WHAT THE TASK ASKS ::
Copy the data below verbatim, from its first line through the line that contains "housing-type-tag: 住宅（住戸） xyxy=(8,0,121,32)", including both of those lines.
┌─ DATA FOR THIS EXERCISE
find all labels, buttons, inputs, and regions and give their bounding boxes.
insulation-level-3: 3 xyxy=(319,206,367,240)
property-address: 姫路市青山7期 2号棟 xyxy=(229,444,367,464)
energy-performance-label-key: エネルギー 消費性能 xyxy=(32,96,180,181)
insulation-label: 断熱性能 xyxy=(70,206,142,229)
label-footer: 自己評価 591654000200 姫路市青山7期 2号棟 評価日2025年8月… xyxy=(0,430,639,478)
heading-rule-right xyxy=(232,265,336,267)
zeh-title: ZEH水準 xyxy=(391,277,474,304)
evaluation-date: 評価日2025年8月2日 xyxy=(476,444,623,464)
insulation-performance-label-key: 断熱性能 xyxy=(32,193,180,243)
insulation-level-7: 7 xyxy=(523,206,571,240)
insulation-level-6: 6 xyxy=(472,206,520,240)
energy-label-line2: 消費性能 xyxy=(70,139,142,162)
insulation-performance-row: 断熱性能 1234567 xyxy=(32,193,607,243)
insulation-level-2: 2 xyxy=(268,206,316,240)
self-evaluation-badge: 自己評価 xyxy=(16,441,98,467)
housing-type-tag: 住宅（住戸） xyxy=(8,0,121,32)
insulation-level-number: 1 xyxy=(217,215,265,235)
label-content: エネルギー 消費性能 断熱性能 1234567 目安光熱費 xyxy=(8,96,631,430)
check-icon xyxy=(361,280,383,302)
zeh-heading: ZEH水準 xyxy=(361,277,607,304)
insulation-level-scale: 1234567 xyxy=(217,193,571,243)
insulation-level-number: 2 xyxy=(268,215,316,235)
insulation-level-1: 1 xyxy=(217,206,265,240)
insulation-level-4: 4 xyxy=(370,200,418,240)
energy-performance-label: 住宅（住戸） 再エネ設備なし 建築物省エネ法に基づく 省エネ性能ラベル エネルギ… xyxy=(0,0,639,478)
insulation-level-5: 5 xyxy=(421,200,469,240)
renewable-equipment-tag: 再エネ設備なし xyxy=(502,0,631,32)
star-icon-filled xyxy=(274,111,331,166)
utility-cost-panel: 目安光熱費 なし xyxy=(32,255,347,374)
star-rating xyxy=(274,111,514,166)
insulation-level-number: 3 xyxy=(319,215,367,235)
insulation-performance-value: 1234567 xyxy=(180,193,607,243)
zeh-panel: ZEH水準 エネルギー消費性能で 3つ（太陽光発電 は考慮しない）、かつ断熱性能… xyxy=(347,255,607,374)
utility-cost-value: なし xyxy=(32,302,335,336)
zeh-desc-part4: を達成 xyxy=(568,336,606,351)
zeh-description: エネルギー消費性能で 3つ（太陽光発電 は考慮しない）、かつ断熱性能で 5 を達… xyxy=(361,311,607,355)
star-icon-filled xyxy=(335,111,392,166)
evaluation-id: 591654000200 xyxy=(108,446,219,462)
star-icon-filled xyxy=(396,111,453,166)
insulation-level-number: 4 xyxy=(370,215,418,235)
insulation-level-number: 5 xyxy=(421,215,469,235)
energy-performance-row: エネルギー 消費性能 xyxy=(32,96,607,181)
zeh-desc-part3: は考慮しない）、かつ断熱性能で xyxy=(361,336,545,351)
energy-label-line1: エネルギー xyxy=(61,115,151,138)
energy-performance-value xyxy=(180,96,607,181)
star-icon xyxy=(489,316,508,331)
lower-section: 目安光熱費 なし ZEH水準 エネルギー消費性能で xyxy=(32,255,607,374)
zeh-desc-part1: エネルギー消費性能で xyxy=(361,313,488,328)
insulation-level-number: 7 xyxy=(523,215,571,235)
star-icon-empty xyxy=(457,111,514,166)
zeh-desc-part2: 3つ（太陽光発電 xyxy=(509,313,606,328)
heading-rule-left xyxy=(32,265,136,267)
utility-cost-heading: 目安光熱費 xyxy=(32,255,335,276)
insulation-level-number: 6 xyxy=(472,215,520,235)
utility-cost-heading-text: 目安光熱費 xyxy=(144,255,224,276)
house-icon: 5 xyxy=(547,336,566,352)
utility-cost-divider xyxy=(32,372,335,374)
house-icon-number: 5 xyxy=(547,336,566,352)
└─
WRITTEN ANSWER ::
find all labels, buttons, inputs, and regions and give their bounding boxes.
insulation-level-3: 3 xyxy=(319,206,367,240)
property-address: 姫路市青山7期 2号棟 xyxy=(229,444,367,464)
energy-performance-label-key: エネルギー 消費性能 xyxy=(32,96,180,181)
insulation-label: 断熱性能 xyxy=(70,206,142,229)
label-footer: 自己評価 591654000200 姫路市青山7期 2号棟 評価日2025年8月… xyxy=(0,430,639,478)
heading-rule-right xyxy=(232,265,336,267)
zeh-title: ZEH水準 xyxy=(391,277,474,304)
evaluation-date: 評価日2025年8月2日 xyxy=(476,444,623,464)
insulation-performance-label-key: 断熱性能 xyxy=(32,193,180,243)
insulation-level-7: 7 xyxy=(523,206,571,240)
insulation-level-6: 6 xyxy=(472,206,520,240)
energy-label-line2: 消費性能 xyxy=(70,139,142,162)
insulation-performance-row: 断熱性能 1234567 xyxy=(32,193,607,243)
insulation-level-2: 2 xyxy=(268,206,316,240)
self-evaluation-badge: 自己評価 xyxy=(16,441,98,467)
housing-type-tag: 住宅（住戸） xyxy=(8,0,121,32)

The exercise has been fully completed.